BEGIN Provided information

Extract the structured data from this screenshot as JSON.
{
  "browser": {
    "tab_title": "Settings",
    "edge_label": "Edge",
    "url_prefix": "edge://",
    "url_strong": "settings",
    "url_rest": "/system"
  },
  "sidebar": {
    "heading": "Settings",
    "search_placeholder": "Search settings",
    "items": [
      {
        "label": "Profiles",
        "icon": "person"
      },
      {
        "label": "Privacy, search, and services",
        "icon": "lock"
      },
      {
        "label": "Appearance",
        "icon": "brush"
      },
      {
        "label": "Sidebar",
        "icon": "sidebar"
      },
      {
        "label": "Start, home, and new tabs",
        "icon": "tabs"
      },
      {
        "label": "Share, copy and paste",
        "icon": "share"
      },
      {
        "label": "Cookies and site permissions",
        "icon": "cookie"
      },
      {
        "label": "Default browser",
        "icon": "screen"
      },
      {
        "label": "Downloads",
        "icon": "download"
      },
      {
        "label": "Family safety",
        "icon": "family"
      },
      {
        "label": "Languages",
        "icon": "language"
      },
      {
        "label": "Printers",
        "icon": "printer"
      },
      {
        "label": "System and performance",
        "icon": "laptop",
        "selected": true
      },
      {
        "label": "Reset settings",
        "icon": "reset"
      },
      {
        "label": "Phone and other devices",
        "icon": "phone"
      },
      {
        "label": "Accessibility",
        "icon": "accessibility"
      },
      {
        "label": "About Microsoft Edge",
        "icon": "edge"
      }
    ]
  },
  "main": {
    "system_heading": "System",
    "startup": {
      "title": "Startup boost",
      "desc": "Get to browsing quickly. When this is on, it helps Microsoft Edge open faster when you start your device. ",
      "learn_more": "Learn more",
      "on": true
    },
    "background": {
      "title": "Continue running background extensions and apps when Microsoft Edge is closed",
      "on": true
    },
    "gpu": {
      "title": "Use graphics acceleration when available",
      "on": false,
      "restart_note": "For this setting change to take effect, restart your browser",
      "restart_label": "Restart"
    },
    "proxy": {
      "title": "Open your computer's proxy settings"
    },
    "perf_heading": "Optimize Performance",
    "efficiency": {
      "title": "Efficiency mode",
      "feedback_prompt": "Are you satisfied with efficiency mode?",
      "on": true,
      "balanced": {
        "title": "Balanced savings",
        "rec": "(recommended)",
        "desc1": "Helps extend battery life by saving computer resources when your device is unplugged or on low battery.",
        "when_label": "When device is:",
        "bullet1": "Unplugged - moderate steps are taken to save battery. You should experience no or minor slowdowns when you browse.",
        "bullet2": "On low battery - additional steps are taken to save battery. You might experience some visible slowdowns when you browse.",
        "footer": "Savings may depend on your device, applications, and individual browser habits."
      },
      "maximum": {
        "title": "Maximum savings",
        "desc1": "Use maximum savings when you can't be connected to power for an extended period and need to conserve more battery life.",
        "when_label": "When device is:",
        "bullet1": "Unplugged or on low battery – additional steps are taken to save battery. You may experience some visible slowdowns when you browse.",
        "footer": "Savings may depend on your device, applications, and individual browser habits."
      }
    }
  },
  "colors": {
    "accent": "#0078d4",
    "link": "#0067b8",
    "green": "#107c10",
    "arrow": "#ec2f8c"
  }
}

END Provided information

Give only the count of lines in this material that contain the string "life".

2